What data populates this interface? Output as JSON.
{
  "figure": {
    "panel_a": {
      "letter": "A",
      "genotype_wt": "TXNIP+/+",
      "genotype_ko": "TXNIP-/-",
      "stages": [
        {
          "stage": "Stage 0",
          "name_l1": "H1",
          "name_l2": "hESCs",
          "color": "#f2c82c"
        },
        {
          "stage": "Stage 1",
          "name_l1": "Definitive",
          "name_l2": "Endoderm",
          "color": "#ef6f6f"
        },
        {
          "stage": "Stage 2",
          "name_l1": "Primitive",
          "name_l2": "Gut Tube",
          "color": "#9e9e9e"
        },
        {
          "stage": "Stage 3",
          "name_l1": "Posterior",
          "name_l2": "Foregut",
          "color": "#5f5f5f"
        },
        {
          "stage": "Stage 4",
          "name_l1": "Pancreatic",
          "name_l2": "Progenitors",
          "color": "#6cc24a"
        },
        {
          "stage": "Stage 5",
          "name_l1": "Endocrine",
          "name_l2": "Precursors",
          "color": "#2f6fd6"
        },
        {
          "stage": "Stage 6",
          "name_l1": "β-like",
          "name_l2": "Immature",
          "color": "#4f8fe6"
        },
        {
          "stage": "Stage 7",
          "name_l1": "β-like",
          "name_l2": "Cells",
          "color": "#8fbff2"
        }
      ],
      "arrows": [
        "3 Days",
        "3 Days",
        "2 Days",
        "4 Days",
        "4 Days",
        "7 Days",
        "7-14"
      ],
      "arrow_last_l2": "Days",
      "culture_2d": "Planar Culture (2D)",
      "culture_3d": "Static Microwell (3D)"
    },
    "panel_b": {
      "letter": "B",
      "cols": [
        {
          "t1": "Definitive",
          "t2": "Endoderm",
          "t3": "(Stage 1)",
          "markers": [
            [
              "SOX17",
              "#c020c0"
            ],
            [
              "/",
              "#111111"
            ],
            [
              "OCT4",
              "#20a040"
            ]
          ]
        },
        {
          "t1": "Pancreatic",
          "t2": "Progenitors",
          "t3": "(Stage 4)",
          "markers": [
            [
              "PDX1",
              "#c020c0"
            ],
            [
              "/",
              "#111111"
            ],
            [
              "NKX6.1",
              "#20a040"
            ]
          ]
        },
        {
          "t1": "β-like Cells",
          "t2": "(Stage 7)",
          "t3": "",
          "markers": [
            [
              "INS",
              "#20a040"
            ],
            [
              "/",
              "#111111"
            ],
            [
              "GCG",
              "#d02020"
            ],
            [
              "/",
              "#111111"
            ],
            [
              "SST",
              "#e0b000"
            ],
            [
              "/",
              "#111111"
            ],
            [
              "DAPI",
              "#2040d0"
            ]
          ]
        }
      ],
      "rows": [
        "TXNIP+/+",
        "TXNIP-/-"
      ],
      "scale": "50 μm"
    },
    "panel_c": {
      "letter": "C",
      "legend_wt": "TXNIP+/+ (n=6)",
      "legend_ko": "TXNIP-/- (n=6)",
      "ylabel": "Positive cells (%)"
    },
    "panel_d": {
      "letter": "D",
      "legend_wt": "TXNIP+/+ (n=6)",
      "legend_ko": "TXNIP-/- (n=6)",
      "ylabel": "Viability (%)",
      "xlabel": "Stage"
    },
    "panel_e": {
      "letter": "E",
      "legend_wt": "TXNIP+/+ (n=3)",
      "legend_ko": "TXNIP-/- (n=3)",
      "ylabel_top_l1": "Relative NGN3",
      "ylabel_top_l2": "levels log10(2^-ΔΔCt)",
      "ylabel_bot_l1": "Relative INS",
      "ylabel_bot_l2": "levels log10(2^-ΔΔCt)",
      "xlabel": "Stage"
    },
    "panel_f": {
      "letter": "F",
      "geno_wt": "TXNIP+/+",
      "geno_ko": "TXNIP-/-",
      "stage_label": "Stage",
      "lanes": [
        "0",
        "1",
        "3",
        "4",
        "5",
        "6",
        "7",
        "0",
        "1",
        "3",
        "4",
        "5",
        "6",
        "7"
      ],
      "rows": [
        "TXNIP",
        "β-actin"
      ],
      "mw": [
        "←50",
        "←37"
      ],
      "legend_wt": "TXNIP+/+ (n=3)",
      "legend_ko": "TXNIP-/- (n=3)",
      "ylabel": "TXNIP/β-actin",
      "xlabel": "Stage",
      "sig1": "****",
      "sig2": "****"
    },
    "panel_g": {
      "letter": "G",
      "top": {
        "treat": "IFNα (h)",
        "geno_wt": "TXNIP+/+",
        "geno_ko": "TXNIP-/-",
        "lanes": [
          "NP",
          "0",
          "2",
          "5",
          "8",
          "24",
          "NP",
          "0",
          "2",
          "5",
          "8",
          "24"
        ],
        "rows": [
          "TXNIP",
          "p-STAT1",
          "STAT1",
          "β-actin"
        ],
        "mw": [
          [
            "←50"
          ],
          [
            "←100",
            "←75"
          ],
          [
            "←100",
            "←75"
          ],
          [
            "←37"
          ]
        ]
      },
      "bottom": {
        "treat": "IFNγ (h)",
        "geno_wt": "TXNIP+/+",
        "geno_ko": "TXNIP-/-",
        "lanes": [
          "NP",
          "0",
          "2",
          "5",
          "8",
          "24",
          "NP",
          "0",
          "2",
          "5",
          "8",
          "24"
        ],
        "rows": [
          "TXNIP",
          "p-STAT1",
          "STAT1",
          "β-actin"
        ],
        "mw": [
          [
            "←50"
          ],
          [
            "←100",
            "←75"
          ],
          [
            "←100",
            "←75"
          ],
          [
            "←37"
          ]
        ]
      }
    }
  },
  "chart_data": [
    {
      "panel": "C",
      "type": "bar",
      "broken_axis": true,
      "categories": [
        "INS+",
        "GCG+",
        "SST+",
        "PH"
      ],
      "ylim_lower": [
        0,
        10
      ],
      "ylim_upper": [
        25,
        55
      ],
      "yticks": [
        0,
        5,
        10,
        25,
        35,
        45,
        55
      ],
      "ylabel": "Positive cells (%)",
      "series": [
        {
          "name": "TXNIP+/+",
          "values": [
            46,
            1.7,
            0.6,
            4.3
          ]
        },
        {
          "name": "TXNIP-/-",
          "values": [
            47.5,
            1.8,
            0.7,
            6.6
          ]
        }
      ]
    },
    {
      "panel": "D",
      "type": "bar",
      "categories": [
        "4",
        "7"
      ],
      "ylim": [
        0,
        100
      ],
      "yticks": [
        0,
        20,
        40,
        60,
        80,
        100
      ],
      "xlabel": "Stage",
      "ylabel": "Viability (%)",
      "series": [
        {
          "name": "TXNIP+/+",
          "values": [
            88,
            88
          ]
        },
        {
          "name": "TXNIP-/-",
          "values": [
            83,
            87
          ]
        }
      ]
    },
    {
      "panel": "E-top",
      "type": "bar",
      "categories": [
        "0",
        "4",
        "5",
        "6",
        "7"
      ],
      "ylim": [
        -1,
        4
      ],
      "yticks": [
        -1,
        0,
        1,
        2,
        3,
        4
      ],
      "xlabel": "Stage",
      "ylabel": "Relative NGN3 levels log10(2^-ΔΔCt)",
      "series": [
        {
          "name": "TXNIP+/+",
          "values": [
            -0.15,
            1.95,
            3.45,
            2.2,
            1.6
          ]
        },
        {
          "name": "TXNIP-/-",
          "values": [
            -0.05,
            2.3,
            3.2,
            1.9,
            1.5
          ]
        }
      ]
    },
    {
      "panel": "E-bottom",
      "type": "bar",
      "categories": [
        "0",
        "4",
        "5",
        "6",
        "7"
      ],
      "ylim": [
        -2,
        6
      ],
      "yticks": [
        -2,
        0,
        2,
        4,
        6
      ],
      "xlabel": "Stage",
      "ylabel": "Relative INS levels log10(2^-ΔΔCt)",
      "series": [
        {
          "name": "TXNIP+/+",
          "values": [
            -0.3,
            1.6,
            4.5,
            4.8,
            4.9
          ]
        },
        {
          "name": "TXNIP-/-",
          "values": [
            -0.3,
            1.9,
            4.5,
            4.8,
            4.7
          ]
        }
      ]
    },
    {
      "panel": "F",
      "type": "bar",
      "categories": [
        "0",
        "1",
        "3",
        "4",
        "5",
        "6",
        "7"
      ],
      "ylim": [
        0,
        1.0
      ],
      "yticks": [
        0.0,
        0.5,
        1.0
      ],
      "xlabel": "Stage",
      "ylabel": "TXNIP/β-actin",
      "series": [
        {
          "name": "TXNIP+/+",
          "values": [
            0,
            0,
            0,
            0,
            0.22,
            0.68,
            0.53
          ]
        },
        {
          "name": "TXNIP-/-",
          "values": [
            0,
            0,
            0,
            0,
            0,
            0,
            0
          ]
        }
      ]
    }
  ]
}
+ + + + +
Look through the entries above and find each line where the word "Days" occurs; copy those lines.

        "3 Days",
        "3 Days",
        "2 Days",
        "4 Days",
        "4 Days",
        "7 Days",
      "arrow_last_l2": "Days",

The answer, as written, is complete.